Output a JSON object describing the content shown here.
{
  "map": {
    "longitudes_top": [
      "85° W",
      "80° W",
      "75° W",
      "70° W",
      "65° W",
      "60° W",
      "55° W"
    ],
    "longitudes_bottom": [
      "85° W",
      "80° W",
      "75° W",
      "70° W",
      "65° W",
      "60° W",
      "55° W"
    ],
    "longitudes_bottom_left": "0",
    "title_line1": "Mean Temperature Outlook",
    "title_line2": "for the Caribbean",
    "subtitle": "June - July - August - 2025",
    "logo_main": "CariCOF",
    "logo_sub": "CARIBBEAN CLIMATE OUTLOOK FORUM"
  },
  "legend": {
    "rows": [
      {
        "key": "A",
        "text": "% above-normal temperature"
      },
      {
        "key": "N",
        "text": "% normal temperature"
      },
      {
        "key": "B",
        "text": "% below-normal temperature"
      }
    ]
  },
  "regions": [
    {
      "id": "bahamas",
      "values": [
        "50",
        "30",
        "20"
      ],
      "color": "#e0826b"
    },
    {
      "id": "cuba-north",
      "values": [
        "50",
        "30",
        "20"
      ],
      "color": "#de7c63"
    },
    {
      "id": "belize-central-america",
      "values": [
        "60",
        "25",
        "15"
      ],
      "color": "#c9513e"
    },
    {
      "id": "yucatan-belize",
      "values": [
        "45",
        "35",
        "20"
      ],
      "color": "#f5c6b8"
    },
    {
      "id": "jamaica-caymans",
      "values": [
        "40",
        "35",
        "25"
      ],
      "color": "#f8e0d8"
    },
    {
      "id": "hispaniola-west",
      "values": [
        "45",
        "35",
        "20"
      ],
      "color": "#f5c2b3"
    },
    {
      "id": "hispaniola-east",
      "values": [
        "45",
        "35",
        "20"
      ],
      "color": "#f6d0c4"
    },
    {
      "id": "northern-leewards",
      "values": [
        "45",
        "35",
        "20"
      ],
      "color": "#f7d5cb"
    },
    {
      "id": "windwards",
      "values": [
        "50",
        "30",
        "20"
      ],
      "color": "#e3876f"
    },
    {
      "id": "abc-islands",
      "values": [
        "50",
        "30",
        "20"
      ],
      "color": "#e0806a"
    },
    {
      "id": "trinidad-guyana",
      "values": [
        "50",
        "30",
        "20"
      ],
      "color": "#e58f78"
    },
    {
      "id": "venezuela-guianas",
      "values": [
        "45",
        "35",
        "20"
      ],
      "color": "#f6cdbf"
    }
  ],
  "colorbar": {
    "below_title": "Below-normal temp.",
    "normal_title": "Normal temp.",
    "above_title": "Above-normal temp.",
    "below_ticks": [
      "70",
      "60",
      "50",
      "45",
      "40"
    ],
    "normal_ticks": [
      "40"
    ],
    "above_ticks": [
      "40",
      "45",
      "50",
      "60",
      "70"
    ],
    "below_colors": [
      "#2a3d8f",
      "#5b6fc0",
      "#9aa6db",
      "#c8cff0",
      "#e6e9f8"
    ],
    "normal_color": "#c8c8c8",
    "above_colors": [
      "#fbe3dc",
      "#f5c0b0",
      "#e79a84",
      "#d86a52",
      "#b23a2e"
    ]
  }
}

▶ _Set problem_: Each line in the data that holds the string "belize" should be found and copied.

▶ _Result of the task_:
      "id": "belize-central-america",
      "id": "yucatan-belize",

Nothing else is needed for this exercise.